___ Information shown

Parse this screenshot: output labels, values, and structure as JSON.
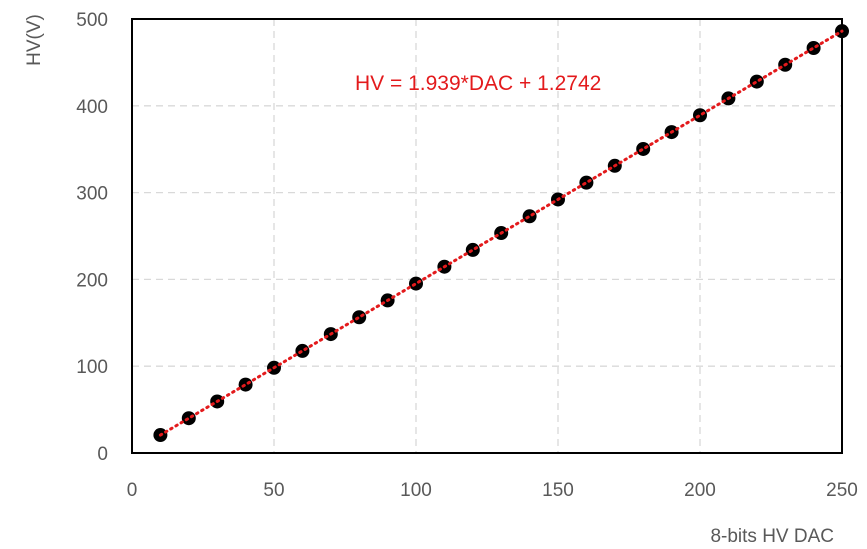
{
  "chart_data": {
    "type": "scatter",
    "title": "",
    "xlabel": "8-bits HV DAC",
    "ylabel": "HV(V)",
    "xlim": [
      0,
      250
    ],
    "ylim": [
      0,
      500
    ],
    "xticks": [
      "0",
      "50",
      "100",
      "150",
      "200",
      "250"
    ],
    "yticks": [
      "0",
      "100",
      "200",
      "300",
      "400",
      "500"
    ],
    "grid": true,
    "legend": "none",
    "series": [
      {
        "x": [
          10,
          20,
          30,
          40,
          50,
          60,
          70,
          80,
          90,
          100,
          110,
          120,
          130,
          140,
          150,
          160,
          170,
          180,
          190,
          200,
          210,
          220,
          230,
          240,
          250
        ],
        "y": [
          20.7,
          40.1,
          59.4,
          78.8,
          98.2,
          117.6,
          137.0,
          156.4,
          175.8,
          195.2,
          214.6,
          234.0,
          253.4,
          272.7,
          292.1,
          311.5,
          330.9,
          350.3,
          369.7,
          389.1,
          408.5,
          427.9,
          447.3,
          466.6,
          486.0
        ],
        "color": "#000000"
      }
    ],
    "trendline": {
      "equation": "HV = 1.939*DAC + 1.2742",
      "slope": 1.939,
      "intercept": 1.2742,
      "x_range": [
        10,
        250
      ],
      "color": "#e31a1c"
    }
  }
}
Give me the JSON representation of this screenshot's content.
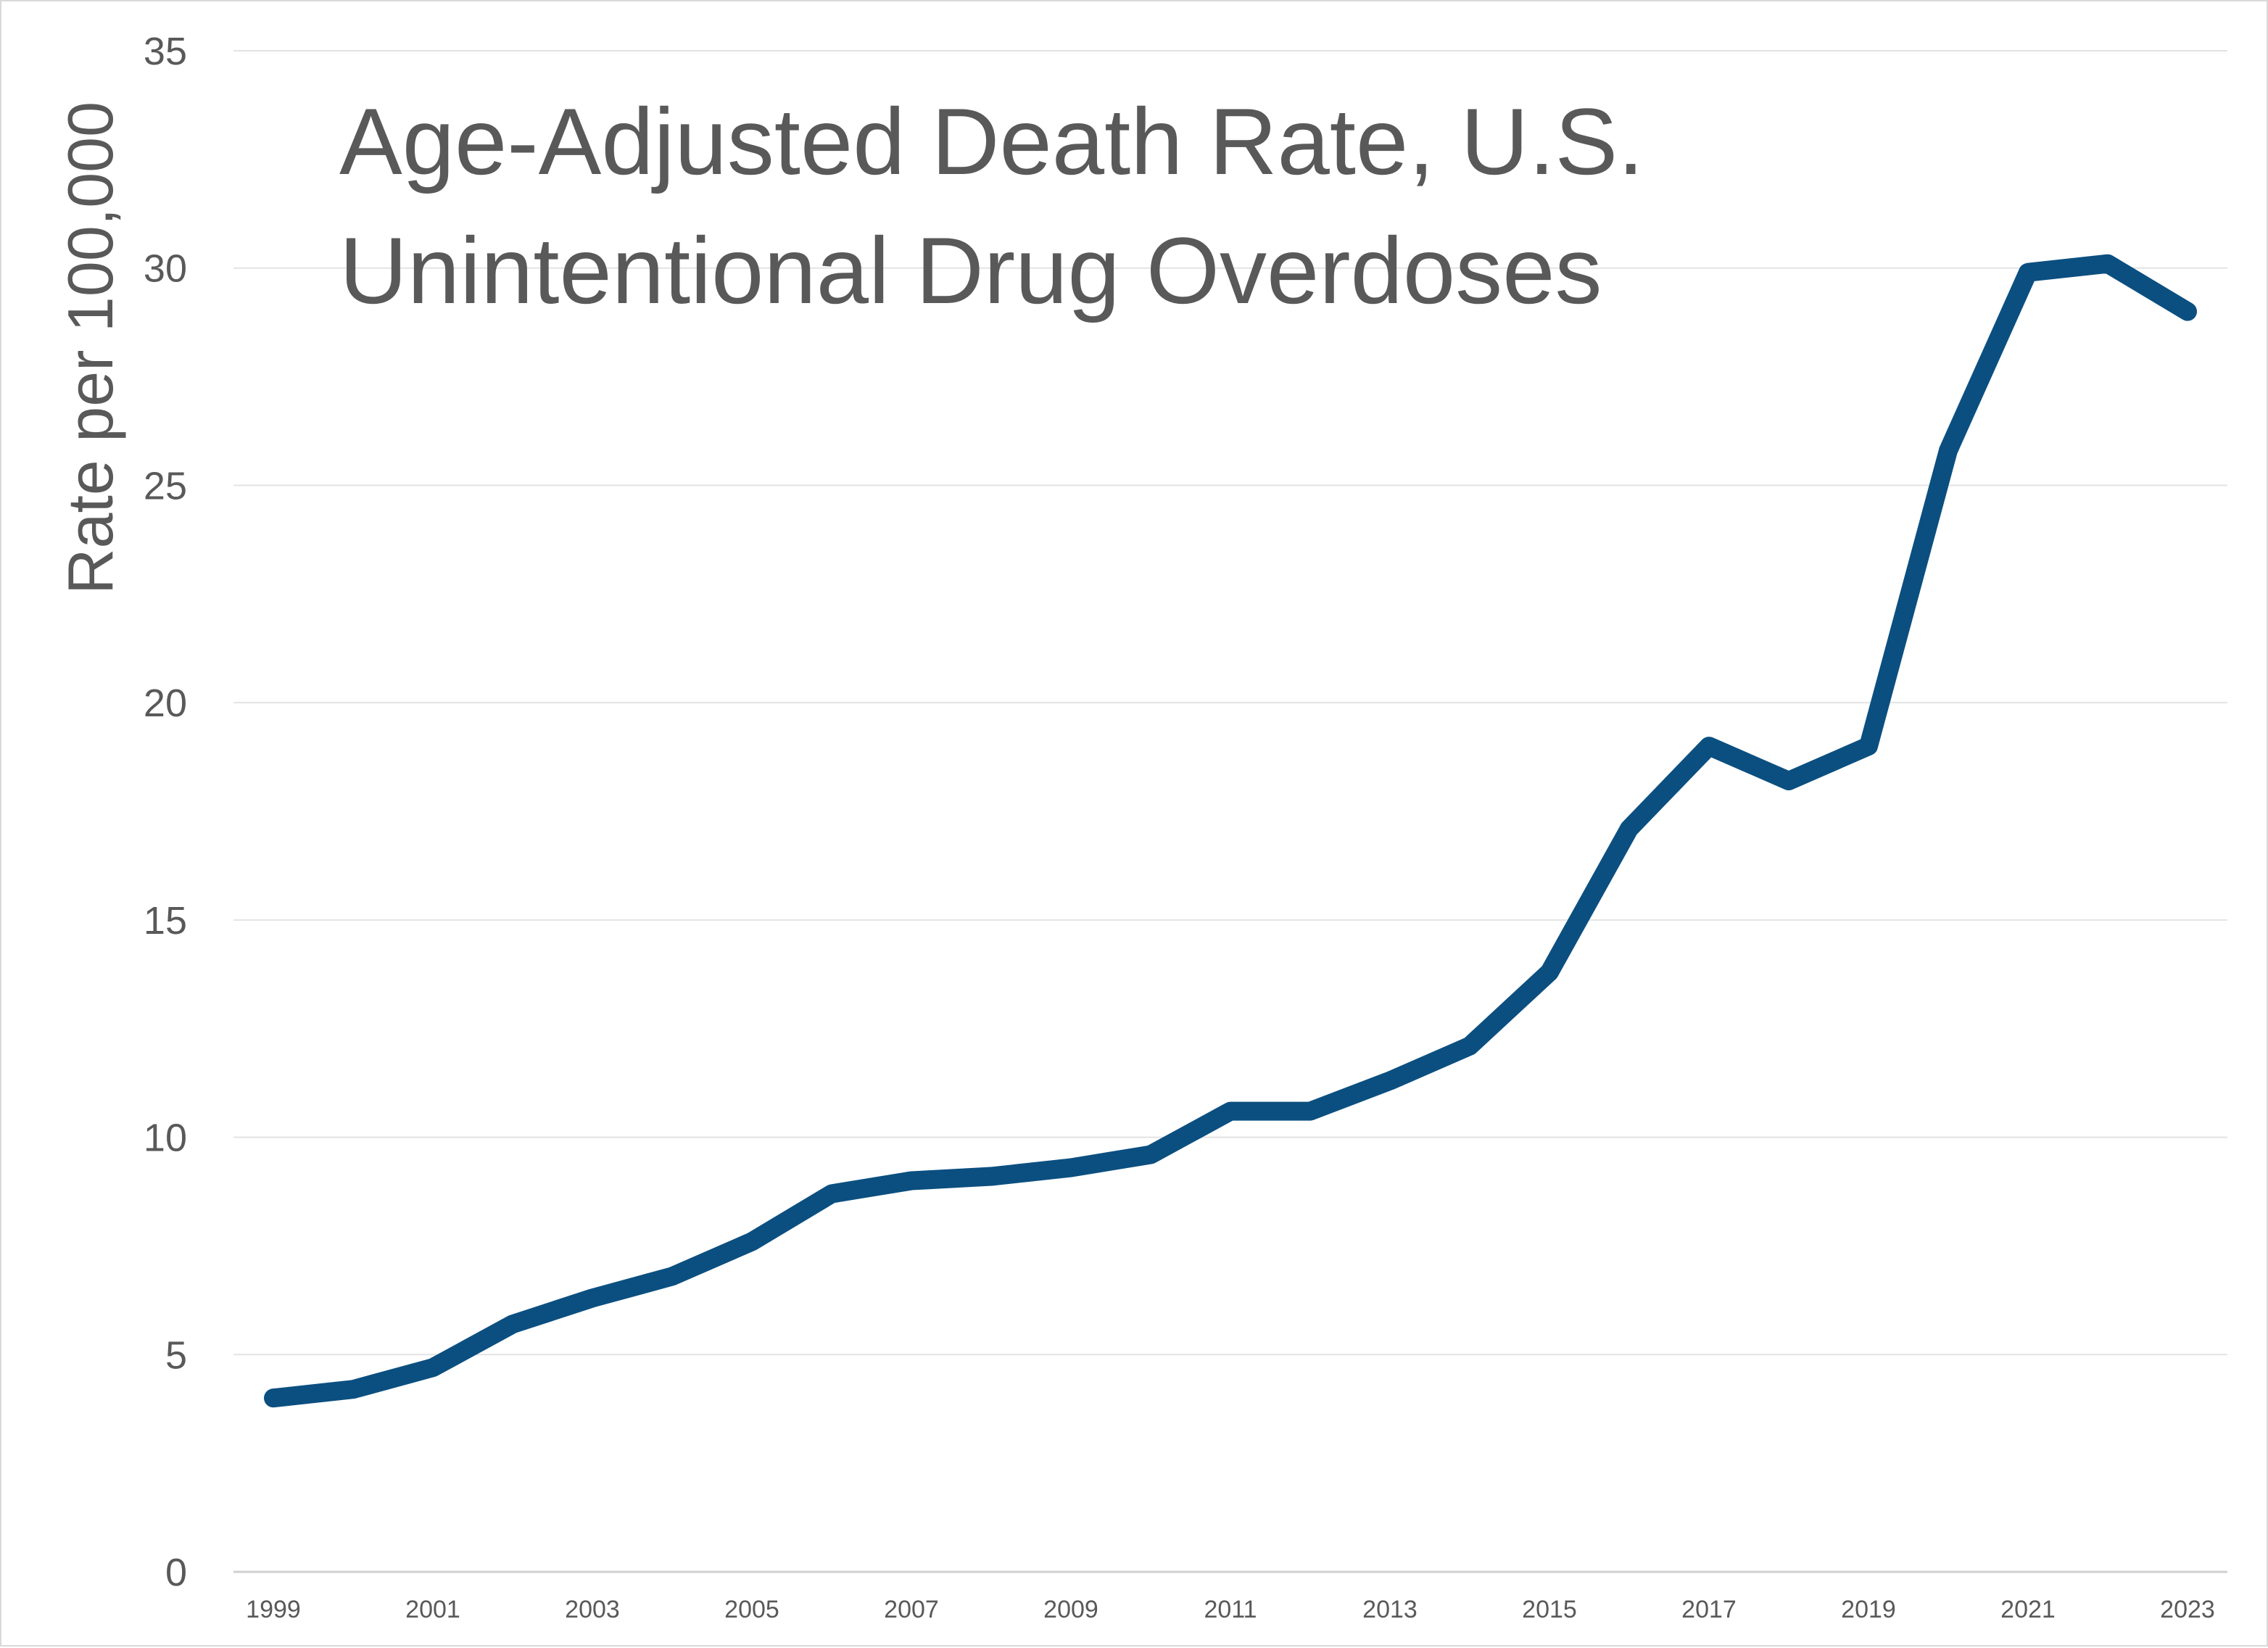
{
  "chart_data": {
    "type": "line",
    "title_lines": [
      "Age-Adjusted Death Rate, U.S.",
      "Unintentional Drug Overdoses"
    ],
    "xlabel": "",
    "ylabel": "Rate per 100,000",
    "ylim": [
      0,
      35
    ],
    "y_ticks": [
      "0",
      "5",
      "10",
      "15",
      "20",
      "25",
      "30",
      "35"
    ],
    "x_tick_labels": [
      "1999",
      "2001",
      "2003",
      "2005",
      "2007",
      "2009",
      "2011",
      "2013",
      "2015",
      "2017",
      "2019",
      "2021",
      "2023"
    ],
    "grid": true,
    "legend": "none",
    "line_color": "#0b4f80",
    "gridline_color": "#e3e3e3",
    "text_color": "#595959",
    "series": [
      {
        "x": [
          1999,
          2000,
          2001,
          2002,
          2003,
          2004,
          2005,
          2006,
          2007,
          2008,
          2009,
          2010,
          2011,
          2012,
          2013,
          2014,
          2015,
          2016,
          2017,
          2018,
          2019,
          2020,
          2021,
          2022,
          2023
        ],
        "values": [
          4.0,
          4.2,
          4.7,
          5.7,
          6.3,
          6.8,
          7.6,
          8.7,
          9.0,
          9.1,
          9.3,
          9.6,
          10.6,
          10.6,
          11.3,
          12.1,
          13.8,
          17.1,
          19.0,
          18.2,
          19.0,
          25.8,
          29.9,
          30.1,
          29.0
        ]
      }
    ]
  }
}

______

Problem
Will you set down the records word for word while leaving out every picture?

The result
Parse this screenshot: output labels, values, and structure as JSON.
{
  "chart_data": {
    "type": "scatter",
    "title": "",
    "xlabel": "8-bits HV DAC",
    "ylabel": "HV(V)",
    "xlim": [
      0,
      250
    ],
    "ylim": [
      0,
      500
    ],
    "xticks": [
      "0",
      "50",
      "100",
      "150",
      "200",
      "250"
    ],
    "yticks": [
      "0",
      "100",
      "200",
      "300",
      "400",
      "500"
    ],
    "grid": true,
    "legend": "none",
    "series": [
      {
        "x": [
          10,
          20,
          30,
          40,
          50,
          60,
          70,
          80,
          90,
          100,
          110,
          120,
          130,
          140,
          150,
          160,
          170,
          180,
          190,
          200,
          210,
          220,
          230,
          240,
          250
        ],
        "y": [
          20.7,
          40.1,
          59.4,
          78.8,
          98.2,
          117.6,
          137.0,
          156.4,
          175.8,
          195.2,
          214.6,
          234.0,
          253.4,
          272.7,
          292.1,
          311.5,
          330.9,
          350.3,
          369.7,
          389.1,
          408.5,
          427.9,
          447.3,
          466.6,
          486.0
        ],
        "color": "#000000"
      }
    ],
    "trendline": {
      "equation": "HV = 1.939*DAC + 1.2742",
      "slope": 1.939,
      "intercept": 1.2742,
      "x_range": [
        10,
        250
      ],
      "color": "#e31a1c"
    }
  }
}
Give me the JSON representation of this screenshot's content.
{
  "chart_data": {
    "type": "line",
    "title_lines": [
      "Age-Adjusted Death Rate, U.S.",
      "Unintentional Drug Overdoses"
    ],
    "xlabel": "",
    "ylabel": "Rate per 100,000",
    "ylim": [
      0,
      35
    ],
    "y_ticks": [
      "0",
      "5",
      "10",
      "15",
      "20",
      "25",
      "30",
      "35"
    ],
    "x_tick_labels": [
      "1999",
      "2001",
      "2003",
      "2005",
      "2007",
      "2009",
      "2011",
      "2013",
      "2015",
      "2017",
      "2019",
      "2021",
      "2023"
    ],
    "grid": true,
    "legend": "none",
    "line_color": "#0b4f80",
    "gridline_color": "#e3e3e3",
    "text_color": "#595959",
    "series": [
      {
        "x": [
          1999,
          2000,
          2001,
          2002,
          2003,
          2004,
          2005,
          2006,
          2007,
          2008,
          2009,
          2010,
          2011,
          2012,
          2013,
          2014,
          2015,
          2016,
          2017,
          2018,
          2019,
          2020,
          2021,
          2022,
          2023
        ],
        "values": [
          4.0,
          4.2,
          4.7,
          5.7,
          6.3,
          6.8,
          7.6,
          8.7,
          9.0,
          9.1,
          9.3,
          9.6,
          10.6,
          10.6,
          11.3,
          12.1,
          13.8,
          17.1,
          19.0,
          18.2,
          19.0,
          25.8,
          29.9,
          30.1,
          29.0
        ]
      }
    ]
  }
}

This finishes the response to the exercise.